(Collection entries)
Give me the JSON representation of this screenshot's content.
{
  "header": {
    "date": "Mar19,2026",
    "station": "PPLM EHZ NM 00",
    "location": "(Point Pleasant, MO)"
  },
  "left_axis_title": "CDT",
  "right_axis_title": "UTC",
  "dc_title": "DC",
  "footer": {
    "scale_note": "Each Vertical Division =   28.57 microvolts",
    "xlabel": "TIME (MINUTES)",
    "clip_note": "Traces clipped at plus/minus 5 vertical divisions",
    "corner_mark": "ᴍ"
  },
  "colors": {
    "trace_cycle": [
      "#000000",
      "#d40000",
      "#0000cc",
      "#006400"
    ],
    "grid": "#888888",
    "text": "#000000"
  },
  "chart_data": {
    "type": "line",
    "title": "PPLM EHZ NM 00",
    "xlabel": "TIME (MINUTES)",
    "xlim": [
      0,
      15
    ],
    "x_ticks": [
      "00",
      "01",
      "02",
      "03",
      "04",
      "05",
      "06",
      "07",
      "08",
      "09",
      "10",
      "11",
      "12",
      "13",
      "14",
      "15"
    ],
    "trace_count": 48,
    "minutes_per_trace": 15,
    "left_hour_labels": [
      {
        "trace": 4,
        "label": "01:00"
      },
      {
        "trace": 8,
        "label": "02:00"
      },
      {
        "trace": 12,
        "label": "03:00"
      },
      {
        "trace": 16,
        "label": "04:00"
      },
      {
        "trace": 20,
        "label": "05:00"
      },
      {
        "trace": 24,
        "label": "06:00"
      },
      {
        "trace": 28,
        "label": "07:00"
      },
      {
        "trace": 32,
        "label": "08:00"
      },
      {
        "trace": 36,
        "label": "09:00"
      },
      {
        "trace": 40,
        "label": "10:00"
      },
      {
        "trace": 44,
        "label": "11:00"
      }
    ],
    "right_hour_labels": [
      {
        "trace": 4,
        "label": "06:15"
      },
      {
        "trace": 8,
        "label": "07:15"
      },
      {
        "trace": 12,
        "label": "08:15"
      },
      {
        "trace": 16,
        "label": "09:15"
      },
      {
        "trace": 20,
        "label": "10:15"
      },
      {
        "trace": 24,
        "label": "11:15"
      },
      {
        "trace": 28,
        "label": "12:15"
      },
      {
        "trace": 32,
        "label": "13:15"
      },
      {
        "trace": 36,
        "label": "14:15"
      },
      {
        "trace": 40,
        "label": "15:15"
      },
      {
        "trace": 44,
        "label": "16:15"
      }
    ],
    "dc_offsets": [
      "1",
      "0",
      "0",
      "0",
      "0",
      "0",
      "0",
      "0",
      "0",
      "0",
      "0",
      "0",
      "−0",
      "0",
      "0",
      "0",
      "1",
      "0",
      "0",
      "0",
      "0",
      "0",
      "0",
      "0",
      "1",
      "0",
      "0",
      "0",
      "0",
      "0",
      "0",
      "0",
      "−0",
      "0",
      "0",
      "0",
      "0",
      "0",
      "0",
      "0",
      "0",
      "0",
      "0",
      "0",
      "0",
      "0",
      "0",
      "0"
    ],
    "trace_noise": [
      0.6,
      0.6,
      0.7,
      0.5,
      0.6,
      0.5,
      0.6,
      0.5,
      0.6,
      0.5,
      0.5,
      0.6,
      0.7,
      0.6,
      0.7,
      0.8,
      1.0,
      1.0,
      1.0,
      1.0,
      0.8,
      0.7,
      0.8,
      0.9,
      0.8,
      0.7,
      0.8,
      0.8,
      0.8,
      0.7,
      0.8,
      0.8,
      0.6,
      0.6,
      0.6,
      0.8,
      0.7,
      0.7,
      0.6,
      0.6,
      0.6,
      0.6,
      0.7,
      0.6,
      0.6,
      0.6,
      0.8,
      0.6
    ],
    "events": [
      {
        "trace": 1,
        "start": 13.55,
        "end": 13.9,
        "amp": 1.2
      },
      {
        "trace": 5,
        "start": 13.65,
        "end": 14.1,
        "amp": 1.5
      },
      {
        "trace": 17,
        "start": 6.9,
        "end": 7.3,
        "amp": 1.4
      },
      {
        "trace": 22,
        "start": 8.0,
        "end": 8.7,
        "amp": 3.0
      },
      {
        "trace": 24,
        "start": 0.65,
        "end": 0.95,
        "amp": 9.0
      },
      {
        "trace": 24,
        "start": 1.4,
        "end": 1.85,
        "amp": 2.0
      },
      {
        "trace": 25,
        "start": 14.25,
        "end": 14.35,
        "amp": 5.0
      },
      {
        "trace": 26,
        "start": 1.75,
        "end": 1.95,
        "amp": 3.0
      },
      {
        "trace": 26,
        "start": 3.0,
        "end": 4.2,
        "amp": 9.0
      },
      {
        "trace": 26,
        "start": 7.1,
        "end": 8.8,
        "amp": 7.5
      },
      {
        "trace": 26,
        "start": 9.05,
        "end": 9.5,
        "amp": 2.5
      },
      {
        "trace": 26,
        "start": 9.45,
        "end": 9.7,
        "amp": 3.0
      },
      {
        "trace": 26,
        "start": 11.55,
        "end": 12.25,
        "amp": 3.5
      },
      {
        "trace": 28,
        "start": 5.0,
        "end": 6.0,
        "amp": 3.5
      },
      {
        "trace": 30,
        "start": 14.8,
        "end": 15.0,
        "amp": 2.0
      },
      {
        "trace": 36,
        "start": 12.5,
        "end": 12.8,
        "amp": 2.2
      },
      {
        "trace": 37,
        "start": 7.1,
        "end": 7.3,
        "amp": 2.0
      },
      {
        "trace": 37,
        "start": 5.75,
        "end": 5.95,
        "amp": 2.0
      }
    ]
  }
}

WHAT THIS TASK INVOLVES – Pull out every line in the material above where "PPLM" occurs.

RESULT –
    "station": "PPLM EHZ NM 00",
    "title": "PPLM EHZ NM 00",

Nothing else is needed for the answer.